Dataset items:
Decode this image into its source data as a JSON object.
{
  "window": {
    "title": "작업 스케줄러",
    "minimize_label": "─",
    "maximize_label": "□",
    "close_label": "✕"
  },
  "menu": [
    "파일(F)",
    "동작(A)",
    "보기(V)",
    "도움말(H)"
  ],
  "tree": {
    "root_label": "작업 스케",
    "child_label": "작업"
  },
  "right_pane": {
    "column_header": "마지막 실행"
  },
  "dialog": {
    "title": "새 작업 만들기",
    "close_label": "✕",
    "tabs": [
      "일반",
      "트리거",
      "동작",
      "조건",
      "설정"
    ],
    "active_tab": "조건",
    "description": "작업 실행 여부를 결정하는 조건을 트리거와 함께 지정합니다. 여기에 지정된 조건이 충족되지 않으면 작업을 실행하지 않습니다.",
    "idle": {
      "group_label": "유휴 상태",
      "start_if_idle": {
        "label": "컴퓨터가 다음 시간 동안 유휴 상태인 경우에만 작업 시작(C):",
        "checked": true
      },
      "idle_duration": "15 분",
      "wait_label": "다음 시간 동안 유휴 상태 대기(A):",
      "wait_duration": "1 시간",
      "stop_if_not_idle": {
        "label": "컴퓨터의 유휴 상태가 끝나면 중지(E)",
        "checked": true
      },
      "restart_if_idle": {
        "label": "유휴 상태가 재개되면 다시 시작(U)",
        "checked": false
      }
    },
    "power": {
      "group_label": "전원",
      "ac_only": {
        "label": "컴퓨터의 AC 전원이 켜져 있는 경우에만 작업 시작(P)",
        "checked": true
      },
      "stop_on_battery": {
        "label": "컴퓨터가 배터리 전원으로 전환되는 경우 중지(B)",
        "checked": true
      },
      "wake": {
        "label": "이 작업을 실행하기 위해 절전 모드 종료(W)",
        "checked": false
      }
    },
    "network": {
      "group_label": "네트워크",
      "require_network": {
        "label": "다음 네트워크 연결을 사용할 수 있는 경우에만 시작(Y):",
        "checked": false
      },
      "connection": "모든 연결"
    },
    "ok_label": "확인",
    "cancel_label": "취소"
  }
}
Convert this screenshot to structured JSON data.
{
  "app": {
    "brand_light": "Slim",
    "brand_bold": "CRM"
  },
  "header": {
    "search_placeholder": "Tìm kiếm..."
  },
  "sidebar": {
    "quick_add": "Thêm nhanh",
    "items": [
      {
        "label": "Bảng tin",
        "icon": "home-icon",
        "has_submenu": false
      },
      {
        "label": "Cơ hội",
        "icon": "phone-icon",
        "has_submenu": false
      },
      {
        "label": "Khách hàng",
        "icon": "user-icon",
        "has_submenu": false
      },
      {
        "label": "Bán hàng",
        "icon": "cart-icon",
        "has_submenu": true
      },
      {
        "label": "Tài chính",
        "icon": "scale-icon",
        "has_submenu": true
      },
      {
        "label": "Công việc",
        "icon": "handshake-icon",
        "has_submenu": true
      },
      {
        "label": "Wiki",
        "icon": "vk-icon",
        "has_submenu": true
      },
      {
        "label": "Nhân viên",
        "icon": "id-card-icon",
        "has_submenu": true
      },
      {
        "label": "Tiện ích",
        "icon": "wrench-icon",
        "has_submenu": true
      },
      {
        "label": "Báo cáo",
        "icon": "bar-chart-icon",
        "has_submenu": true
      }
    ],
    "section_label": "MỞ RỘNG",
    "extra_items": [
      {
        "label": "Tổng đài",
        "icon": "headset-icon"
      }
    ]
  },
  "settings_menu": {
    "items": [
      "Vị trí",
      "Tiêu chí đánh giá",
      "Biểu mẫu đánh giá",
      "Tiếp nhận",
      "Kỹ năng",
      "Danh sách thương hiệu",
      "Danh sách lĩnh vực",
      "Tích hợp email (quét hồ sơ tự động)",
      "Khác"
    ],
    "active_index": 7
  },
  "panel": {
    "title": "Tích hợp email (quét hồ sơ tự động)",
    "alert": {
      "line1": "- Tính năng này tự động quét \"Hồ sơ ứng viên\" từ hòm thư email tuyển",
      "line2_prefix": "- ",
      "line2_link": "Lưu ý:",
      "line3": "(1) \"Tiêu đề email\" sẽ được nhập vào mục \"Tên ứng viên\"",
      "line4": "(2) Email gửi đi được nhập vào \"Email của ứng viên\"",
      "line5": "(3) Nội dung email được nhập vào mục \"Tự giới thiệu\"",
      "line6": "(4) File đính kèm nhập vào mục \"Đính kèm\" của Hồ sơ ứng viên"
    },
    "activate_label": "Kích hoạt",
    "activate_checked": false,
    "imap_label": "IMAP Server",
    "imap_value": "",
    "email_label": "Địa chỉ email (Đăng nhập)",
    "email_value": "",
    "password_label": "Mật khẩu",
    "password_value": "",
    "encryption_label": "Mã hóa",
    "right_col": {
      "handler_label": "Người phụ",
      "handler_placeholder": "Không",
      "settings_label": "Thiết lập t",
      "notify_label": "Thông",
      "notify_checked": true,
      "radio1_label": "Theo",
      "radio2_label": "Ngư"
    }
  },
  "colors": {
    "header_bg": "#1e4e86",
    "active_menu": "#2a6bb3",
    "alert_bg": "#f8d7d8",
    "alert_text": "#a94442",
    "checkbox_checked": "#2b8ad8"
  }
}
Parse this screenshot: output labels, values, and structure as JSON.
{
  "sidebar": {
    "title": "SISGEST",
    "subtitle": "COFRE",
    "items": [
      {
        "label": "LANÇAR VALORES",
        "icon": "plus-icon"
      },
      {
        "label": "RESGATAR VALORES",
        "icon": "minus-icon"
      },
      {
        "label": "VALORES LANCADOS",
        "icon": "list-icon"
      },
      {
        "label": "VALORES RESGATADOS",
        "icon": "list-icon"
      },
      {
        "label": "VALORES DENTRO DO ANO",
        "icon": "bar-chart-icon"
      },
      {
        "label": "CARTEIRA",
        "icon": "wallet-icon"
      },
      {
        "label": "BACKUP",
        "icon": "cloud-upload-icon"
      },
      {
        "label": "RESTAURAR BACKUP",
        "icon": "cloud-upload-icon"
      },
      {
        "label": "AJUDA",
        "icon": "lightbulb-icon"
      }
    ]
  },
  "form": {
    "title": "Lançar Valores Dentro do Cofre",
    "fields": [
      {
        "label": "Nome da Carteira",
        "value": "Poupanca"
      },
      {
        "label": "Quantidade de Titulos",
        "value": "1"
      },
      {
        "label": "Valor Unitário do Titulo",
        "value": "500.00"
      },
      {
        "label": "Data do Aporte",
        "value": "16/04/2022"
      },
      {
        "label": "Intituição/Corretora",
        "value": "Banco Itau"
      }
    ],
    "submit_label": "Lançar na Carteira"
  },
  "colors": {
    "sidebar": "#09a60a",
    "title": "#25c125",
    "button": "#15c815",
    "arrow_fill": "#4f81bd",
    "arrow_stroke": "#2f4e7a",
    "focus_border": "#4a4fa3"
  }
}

Task objective: Print the material above once more, exactly.

Solution for this task:
Decode this image into its source data as a JSON object.
{
  "window": {
    "title": "작업 스케줄러",
    "minimize_label": "─",
    "maximize_label": "□",
    "close_label": "✕"
  },
  "menu": [
    "파일(F)",
    "동작(A)",
    "보기(V)",
    "도움말(H)"
  ],
  "tree": {
    "root_label": "작업 스케",
    "child_label": "작업"
  },
  "right_pane": {
    "column_header": "마지막 실행"
  },
  "dialog": {
    "title": "새 작업 만들기",
    "close_label": "✕",
    "tabs": [
      "일반",
      "트리거",
      "동작",
      "조건",
      "설정"
    ],
    "active_tab": "조건",
    "description": "작업 실행 여부를 결정하는 조건을 트리거와 함께 지정합니다. 여기에 지정된 조건이 충족되지 않으면 작업을 실행하지 않습니다.",
    "idle": {
      "group_label": "유휴 상태",
      "start_if_idle": {
        "label": "컴퓨터가 다음 시간 동안 유휴 상태인 경우에만 작업 시작(C):",
        "checked": true
      },
      "idle_duration": "15 분",
      "wait_label": "다음 시간 동안 유휴 상태 대기(A):",
      "wait_duration": "1 시간",
      "stop_if_not_idle": {
        "label": "컴퓨터의 유휴 상태가 끝나면 중지(E)",
        "checked": true
      },
      "restart_if_idle": {
        "label": "유휴 상태가 재개되면 다시 시작(U)",
        "checked": false
      }
    },
    "power": {
      "group_label": "전원",
      "ac_only": {
        "label": "컴퓨터의 AC 전원이 켜져 있는 경우에만 작업 시작(P)",
        "checked": true
      },
      "stop_on_battery": {
        "label": "컴퓨터가 배터리 전원으로 전환되는 경우 중지(B)",
        "checked": true
      },
      "wake": {
        "label": "이 작업을 실행하기 위해 절전 모드 종료(W)",
        "checked": false
      }
    },
    "network": {
      "group_label": "네트워크",
      "require_network": {
        "label": "다음 네트워크 연결을 사용할 수 있는 경우에만 시작(Y):",
        "checked": false
      },
      "connection": "모든 연결"
    },
    "ok_label": "확인",
    "cancel_label": "취소"
  }
}
Convert this screenshot to structured JSON data.
{
  "app": {
    "brand_light": "Slim",
    "brand_bold": "CRM"
  },
  "header": {
    "search_placeholder": "Tìm kiếm..."
  },
  "sidebar": {
    "quick_add": "Thêm nhanh",
    "items": [
      {
        "label": "Bảng tin",
        "icon": "home-icon",
        "has_submenu": false
      },
      {
        "label": "Cơ hội",
        "icon": "phone-icon",
        "has_submenu": false
      },
      {
        "label": "Khách hàng",
        "icon": "user-icon",
        "has_submenu": false
      },
      {
        "label": "Bán hàng",
        "icon": "cart-icon",
        "has_submenu": true
      },
      {
        "label": "Tài chính",
        "icon": "scale-icon",
        "has_submenu": true
      },
      {
        "label": "Công việc",
        "icon": "handshake-icon",
        "has_submenu": true
      },
      {
        "label": "Wiki",
        "icon": "vk-icon",
        "has_submenu": true
      },
      {
        "label": "Nhân viên",
        "icon": "id-card-icon",
        "has_submenu": true
      },
      {
        "label": "Tiện ích",
        "icon": "wrench-icon",
        "has_submenu": true
      },
      {
        "label": "Báo cáo",
        "icon": "bar-chart-icon",
        "has_submenu": true
      }
    ],
    "section_label": "MỞ RỘNG",
    "extra_items": [
      {
        "label": "Tổng đài",
        "icon": "headset-icon"
      }
    ]
  },
  "settings_menu": {
    "items": [
      "Vị trí",
      "Tiêu chí đánh giá",
      "Biểu mẫu đánh giá",
      "Tiếp nhận",
      "Kỹ năng",
      "Danh sách thương hiệu",
      "Danh sách lĩnh vực",
      "Tích hợp email (quét hồ sơ tự động)",
      "Khác"
    ],
    "active_index": 7
  },
  "panel": {
    "title": "Tích hợp email (quét hồ sơ tự động)",
    "alert": {
      "line1": "- Tính năng này tự động quét \"Hồ sơ ứng viên\" từ hòm thư email tuyển",
      "line2_prefix": "- ",
      "line2_link": "Lưu ý:",
      "line3": "(1) \"Tiêu đề email\" sẽ được nhập vào mục \"Tên ứng viên\"",
      "line4": "(2) Email gửi đi được nhập vào \"Email của ứng viên\"",
      "line5": "(3) Nội dung email được nhập vào mục \"Tự giới thiệu\"",
      "line6": "(4) File đính kèm nhập vào mục \"Đính kèm\" của Hồ sơ ứng viên"
    },
    "activate_label": "Kích hoạt",
    "activate_checked": false,
    "imap_label": "IMAP Server",
    "imap_value": "",
    "email_label": "Địa chỉ email (Đăng nhập)",
    "email_value": "",
    "password_label": "Mật khẩu",
    "password_value": "",
    "encryption_label": "Mã hóa",
    "right_col": {
      "handler_label": "Người phụ",
      "handler_placeholder": "Không",
      "settings_label": "Thiết lập t",
      "notify_label": "Thông",
      "notify_checked": true,
      "radio1_label": "Theo",
      "radio2_label": "Ngư"
    }
  },
  "colors": {
    "header_bg": "#1e4e86",
    "active_menu": "#2a6bb3",
    "alert_bg": "#f8d7d8",
    "alert_text": "#a94442",
    "checkbox_checked": "#2b8ad8"
  }
}
Parse this screenshot: output labels, values, and structure as JSON.
{
  "sidebar": {
    "title": "SISGEST",
    "subtitle": "COFRE",
    "items": [
      {
        "label": "LANÇAR VALORES",
        "icon": "plus-icon"
      },
      {
        "label": "RESGATAR VALORES",
        "icon": "minus-icon"
      },
      {
        "label": "VALORES LANCADOS",
        "icon": "list-icon"
      },
      {
        "label": "VALORES RESGATADOS",
        "icon": "list-icon"
      },
      {
        "label": "VALORES DENTRO DO ANO",
        "icon": "bar-chart-icon"
      },
      {
        "label": "CARTEIRA",
        "icon": "wallet-icon"
      },
      {
        "label": "BACKUP",
        "icon": "cloud-upload-icon"
      },
      {
        "label": "RESTAURAR BACKUP",
        "icon": "cloud-upload-icon"
      },
      {
        "label": "AJUDA",
        "icon": "lightbulb-icon"
      }
    ]
  },
  "form": {
    "title": "Lançar Valores Dentro do Cofre",
    "fields": [
      {
        "label": "Nome da Carteira",
        "value": "Poupanca"
      },
      {
        "label": "Quantidade de Titulos",
        "value": "1"
      },
      {
        "label": "Valor Unitário do Titulo",
        "value": "500.00"
      },
      {
        "label": "Data do Aporte",
        "value": "16/04/2022"
      },
      {
        "label": "Intituição/Corretora",
        "value": "Banco Itau"
      }
    ],
    "submit_label": "Lançar na Carteira"
  },
  "colors": {
    "sidebar": "#09a60a",
    "title": "#25c125",
    "button": "#15c815",
    "arrow_fill": "#4f81bd",
    "arrow_stroke": "#2f4e7a",
    "focus_border": "#4a4fa3"
  }
}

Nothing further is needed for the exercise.